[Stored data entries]
------------------------------------
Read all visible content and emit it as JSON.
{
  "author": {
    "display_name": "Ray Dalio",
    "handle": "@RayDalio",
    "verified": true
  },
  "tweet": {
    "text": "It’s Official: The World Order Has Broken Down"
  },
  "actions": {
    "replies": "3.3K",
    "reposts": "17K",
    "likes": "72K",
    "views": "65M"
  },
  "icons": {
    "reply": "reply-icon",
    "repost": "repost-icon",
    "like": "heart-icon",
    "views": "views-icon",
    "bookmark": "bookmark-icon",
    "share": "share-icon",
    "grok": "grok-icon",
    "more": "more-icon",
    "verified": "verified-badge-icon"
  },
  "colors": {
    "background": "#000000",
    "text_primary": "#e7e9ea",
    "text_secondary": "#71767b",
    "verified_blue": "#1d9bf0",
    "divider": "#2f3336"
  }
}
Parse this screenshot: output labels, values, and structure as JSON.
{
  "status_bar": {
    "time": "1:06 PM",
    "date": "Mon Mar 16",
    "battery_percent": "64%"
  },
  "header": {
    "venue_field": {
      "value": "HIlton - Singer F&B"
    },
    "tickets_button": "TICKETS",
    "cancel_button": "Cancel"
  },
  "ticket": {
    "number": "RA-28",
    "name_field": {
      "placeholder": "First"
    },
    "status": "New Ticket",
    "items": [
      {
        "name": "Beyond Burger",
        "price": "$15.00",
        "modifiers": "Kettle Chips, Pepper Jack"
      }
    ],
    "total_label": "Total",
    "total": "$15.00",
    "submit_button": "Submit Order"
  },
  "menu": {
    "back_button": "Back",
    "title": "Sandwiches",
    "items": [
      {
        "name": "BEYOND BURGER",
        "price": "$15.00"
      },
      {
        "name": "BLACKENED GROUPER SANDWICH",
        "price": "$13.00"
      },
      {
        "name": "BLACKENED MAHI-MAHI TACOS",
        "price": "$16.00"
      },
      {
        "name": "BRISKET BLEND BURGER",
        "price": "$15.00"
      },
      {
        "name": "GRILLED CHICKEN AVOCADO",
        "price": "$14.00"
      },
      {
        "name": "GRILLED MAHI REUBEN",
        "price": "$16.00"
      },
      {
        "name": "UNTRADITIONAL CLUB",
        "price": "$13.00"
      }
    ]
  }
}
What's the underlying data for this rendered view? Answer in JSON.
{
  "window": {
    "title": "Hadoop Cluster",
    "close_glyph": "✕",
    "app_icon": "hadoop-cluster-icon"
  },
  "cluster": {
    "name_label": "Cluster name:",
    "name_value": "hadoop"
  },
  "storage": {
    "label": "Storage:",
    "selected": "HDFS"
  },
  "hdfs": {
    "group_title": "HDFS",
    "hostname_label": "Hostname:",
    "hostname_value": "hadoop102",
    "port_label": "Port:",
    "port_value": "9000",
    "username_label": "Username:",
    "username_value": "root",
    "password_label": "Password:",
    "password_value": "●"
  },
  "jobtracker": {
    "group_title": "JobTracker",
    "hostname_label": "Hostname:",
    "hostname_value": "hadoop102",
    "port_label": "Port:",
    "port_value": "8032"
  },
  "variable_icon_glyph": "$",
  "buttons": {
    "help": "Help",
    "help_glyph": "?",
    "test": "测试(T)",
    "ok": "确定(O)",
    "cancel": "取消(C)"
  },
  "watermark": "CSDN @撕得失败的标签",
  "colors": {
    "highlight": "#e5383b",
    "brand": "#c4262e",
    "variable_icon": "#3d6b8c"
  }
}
------------------------------------
What to produce: Wherever the word "MAHI" occurs in a line of the listing, copy that line.

Written response:
        "name": "BLACKENED MAHI-MAHI TACOS",
        "name": "GRILLED MAHI REUBEN",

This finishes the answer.